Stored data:
* START *

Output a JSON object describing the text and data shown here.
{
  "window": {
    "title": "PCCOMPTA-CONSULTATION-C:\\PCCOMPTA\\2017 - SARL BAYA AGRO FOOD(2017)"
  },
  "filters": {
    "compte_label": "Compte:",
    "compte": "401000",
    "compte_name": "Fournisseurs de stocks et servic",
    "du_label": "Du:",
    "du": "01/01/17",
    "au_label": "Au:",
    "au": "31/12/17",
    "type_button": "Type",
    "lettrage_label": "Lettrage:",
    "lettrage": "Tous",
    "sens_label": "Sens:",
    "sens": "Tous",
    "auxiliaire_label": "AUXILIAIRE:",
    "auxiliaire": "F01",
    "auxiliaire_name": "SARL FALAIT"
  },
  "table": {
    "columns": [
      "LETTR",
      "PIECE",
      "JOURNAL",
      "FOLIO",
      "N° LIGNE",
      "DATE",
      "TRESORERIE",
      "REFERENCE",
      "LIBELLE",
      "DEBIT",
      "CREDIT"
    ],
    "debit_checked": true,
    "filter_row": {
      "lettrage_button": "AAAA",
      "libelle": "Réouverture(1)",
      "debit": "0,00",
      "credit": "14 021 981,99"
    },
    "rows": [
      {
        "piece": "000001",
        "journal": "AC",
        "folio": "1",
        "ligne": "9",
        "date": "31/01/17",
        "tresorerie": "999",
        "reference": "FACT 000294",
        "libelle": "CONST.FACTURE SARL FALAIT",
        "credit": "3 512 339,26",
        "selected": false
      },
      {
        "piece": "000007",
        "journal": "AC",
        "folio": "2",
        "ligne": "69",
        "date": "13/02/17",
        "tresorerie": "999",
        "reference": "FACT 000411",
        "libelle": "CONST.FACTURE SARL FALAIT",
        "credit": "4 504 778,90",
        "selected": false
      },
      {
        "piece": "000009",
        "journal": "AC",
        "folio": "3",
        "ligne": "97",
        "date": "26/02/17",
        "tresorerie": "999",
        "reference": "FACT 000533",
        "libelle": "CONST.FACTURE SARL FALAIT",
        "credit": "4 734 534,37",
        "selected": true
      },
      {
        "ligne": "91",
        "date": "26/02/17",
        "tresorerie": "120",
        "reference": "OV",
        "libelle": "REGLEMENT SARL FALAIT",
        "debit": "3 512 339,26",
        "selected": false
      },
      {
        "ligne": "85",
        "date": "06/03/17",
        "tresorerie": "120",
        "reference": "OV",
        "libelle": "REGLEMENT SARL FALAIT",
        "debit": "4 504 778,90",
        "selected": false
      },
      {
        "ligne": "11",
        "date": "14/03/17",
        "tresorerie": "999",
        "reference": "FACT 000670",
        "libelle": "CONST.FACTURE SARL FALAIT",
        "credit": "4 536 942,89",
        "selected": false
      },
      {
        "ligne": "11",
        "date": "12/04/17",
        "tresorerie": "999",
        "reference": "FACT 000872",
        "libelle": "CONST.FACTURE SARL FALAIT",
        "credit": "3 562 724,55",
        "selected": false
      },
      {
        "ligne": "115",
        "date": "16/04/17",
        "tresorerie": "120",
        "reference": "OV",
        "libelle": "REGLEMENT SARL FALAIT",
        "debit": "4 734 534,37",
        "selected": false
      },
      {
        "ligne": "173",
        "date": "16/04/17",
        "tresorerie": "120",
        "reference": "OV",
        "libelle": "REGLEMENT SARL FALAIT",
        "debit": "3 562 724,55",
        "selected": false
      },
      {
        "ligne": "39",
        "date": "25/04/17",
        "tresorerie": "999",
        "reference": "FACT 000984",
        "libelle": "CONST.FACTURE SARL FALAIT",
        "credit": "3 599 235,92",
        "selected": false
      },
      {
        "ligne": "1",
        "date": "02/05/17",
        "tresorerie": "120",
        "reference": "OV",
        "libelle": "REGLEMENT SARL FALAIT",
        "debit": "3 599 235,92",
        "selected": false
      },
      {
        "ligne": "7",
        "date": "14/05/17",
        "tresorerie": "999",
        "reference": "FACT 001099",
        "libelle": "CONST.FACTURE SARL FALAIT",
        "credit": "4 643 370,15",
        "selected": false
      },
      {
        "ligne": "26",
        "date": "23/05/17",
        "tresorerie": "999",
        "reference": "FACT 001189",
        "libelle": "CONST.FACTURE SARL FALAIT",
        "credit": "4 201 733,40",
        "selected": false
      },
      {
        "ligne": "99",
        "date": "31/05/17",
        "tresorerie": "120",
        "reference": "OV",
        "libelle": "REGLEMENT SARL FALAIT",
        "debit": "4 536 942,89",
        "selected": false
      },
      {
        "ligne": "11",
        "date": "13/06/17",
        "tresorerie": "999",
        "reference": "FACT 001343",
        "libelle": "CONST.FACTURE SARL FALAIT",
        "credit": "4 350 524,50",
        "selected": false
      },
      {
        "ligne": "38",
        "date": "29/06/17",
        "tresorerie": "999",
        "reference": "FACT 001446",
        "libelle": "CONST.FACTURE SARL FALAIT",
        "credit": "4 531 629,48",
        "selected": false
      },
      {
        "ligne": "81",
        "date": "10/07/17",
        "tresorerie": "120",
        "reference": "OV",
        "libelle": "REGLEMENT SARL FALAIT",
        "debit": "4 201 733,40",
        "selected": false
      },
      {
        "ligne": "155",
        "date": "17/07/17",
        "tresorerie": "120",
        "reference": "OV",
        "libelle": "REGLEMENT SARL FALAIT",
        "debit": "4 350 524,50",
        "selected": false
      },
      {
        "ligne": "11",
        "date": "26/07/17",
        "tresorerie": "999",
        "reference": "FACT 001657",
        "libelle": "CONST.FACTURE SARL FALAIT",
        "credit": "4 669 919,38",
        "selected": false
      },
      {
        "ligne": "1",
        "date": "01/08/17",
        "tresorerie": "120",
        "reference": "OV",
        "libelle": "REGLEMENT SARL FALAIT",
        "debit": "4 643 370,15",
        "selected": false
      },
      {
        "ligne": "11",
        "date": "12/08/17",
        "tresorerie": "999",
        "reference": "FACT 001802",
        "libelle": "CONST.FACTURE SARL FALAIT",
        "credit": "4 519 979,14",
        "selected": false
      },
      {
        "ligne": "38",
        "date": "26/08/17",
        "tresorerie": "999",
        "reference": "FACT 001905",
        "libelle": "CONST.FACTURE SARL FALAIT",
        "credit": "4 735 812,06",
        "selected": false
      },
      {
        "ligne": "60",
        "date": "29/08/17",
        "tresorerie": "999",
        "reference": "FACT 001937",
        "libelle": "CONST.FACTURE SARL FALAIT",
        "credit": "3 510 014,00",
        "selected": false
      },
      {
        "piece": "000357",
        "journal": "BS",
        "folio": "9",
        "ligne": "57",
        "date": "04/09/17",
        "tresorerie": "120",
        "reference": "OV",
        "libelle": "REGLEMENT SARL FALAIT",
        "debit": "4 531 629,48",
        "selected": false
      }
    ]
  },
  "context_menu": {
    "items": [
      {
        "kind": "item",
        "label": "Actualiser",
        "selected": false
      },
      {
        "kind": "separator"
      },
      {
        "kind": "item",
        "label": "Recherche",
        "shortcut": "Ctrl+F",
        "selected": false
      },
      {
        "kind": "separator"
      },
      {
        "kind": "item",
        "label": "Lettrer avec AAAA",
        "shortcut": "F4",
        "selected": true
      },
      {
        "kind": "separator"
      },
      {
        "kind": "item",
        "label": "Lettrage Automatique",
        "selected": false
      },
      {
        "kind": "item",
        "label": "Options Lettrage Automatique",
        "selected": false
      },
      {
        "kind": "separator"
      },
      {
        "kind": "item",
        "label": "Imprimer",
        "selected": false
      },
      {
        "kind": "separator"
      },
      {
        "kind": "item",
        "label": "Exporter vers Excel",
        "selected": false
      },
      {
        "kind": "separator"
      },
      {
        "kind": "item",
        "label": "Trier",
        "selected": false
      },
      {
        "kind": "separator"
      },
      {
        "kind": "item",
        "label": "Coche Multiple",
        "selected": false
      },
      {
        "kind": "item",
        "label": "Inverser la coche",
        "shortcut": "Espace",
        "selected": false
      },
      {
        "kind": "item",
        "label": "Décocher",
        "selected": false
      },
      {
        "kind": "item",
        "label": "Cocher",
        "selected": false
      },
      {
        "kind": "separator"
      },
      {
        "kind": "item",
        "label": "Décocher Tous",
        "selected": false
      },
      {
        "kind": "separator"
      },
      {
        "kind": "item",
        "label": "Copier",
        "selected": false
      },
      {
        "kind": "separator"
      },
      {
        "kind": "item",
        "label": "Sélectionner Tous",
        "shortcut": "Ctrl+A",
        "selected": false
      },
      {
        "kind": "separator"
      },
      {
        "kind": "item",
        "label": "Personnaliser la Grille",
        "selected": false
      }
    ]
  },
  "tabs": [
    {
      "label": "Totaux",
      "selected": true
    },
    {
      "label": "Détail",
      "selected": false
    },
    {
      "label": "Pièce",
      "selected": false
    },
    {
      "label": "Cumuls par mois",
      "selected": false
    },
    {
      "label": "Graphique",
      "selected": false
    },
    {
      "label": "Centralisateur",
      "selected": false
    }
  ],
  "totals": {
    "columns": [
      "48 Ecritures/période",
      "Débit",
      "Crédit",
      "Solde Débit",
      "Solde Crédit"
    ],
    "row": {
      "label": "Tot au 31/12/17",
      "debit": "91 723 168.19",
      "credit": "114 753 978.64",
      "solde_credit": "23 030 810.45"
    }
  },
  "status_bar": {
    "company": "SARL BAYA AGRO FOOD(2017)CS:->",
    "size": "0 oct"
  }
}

* END *

> WORK TO BE COMPLETED:
Using the material above, copy every line in which the string "Tous" occurs.

> ANSWER TO THE PROBLEM:
    "lettrage": "Tous",
    "sens": "Tous",
        "label": "Décocher Tous",
        "label": "Sélectionner Tous",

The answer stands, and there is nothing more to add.